*RECORDS FOR THE TASK*:
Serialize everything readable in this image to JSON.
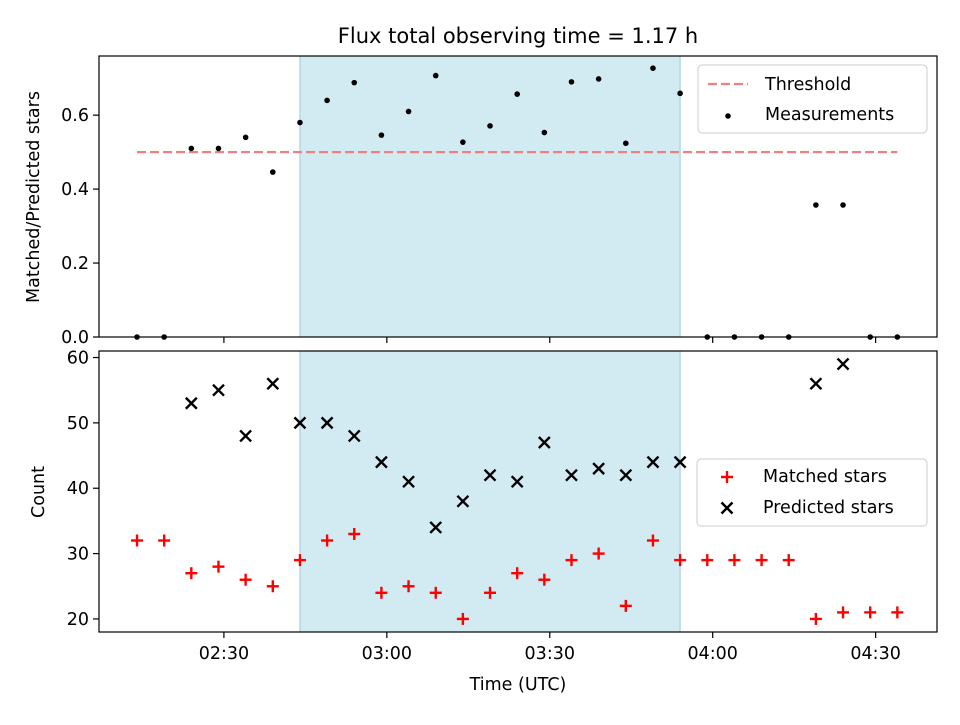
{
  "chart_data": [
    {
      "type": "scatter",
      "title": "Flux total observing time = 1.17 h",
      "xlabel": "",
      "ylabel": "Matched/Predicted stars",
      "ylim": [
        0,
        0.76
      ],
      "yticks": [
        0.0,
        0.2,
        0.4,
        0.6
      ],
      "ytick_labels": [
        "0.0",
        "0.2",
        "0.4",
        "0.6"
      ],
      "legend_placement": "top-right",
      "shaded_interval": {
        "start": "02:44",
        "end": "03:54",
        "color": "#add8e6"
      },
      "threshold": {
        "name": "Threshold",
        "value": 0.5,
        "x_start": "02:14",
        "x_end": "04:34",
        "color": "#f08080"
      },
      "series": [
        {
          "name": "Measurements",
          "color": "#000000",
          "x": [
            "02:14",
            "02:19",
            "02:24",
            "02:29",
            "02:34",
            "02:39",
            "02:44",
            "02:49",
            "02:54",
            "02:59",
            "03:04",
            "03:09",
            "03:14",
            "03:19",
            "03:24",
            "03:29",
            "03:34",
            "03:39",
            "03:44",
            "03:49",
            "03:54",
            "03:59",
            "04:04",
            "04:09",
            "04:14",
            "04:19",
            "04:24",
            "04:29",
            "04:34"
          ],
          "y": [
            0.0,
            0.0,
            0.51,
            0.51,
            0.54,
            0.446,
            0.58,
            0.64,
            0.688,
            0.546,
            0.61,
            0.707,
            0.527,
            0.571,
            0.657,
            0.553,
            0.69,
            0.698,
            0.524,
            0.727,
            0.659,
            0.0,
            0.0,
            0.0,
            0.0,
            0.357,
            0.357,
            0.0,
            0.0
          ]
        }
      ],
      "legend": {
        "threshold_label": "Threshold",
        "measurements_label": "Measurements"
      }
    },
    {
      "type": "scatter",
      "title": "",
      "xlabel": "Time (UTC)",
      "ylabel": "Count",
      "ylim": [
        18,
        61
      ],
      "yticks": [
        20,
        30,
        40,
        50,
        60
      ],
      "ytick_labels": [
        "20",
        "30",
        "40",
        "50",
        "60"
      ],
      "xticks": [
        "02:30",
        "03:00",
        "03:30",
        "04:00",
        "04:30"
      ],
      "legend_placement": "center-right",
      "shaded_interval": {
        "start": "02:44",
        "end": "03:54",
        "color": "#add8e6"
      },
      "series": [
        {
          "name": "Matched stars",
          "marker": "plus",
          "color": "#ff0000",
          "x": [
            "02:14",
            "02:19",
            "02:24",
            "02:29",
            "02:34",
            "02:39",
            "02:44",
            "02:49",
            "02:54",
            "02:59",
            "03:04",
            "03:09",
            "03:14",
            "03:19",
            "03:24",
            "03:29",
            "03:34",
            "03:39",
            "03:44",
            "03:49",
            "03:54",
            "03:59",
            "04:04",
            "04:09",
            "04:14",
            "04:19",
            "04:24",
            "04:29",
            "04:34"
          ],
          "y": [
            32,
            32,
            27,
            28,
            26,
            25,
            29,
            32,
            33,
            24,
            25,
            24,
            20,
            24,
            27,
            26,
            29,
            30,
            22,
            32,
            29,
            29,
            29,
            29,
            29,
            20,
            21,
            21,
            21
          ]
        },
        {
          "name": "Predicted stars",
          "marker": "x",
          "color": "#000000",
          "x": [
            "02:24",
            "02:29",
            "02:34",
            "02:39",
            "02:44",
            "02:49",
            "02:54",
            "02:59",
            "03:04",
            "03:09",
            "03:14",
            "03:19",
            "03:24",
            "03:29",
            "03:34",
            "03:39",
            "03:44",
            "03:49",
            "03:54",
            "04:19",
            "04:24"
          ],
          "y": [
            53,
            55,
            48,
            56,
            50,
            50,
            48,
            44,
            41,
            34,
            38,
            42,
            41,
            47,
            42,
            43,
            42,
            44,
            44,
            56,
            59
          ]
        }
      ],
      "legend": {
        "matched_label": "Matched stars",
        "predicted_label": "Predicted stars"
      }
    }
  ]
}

*AIM*: Transcribe the complete set of entries verbatim. No pictures belong in the copy.

*SOLUTION TO THE PROBLEM*:
Serialize everything readable in this image to JSON.
{
  "chart_data": [
    {
      "type": "scatter",
      "title": "Flux total observing time = 1.17 h",
      "xlabel": "",
      "ylabel": "Matched/Predicted stars",
      "ylim": [
        0,
        0.76
      ],
      "yticks": [
        0.0,
        0.2,
        0.4,
        0.6
      ],
      "ytick_labels": [
        "0.0",
        "0.2",
        "0.4",
        "0.6"
      ],
      "legend_placement": "top-right",
      "shaded_interval": {
        "start": "02:44",
        "end": "03:54",
        "color": "#add8e6"
      },
      "threshold": {
        "name": "Threshold",
        "value": 0.5,
        "x_start": "02:14",
        "x_end": "04:34",
        "color": "#f08080"
      },
      "series": [
        {
          "name": "Measurements",
          "color": "#000000",
          "x": [
            "02:14",
            "02:19",
            "02:24",
            "02:29",
            "02:34",
            "02:39",
            "02:44",
            "02:49",
            "02:54",
            "02:59",
            "03:04",
            "03:09",
            "03:14",
            "03:19",
            "03:24",
            "03:29",
            "03:34",
            "03:39",
            "03:44",
            "03:49",
            "03:54",
            "03:59",
            "04:04",
            "04:09",
            "04:14",
            "04:19",
            "04:24",
            "04:29",
            "04:34"
          ],
          "y": [
            0.0,
            0.0,
            0.51,
            0.51,
            0.54,
            0.446,
            0.58,
            0.64,
            0.688,
            0.546,
            0.61,
            0.707,
            0.527,
            0.571,
            0.657,
            0.553,
            0.69,
            0.698,
            0.524,
            0.727,
            0.659,
            0.0,
            0.0,
            0.0,
            0.0,
            0.357,
            0.357,
            0.0,
            0.0
          ]
        }
      ],
      "legend": {
        "threshold_label": "Threshold",
        "measurements_label": "Measurements"
      }
    },
    {
      "type": "scatter",
      "title": "",
      "xlabel": "Time (UTC)",
      "ylabel": "Count",
      "ylim": [
        18,
        61
      ],
      "yticks": [
        20,
        30,
        40,
        50,
        60
      ],
      "ytick_labels": [
        "20",
        "30",
        "40",
        "50",
        "60"
      ],
      "xticks": [
        "02:30",
        "03:00",
        "03:30",
        "04:00",
        "04:30"
      ],
      "legend_placement": "center-right",
      "shaded_interval": {
        "start": "02:44",
        "end": "03:54",
        "color": "#add8e6"
      },
      "series": [
        {
          "name": "Matched stars",
          "marker": "plus",
          "color": "#ff0000",
          "x": [
            "02:14",
            "02:19",
            "02:24",
            "02:29",
            "02:34",
            "02:39",
            "02:44",
            "02:49",
            "02:54",
            "02:59",
            "03:04",
            "03:09",
            "03:14",
            "03:19",
            "03:24",
            "03:29",
            "03:34",
            "03:39",
            "03:44",
            "03:49",
            "03:54",
            "03:59",
            "04:04",
            "04:09",
            "04:14",
            "04:19",
            "04:24",
            "04:29",
            "04:34"
          ],
          "y": [
            32,
            32,
            27,
            28,
            26,
            25,
            29,
            32,
            33,
            24,
            25,
            24,
            20,
            24,
            27,
            26,
            29,
            30,
            22,
            32,
            29,
            29,
            29,
            29,
            29,
            20,
            21,
            21,
            21
          ]
        },
        {
          "name": "Predicted stars",
          "marker": "x",
          "color": "#000000",
          "x": [
            "02:24",
            "02:29",
            "02:34",
            "02:39",
            "02:44",
            "02:49",
            "02:54",
            "02:59",
            "03:04",
            "03:09",
            "03:14",
            "03:19",
            "03:24",
            "03:29",
            "03:34",
            "03:39",
            "03:44",
            "03:49",
            "03:54",
            "04:19",
            "04:24"
          ],
          "y": [
            53,
            55,
            48,
            56,
            50,
            50,
            48,
            44,
            41,
            34,
            38,
            42,
            41,
            47,
            42,
            43,
            42,
            44,
            44,
            56,
            59
          ]
        }
      ],
      "legend": {
        "matched_label": "Matched stars",
        "predicted_label": "Predicted stars"
      }
    }
  ]
}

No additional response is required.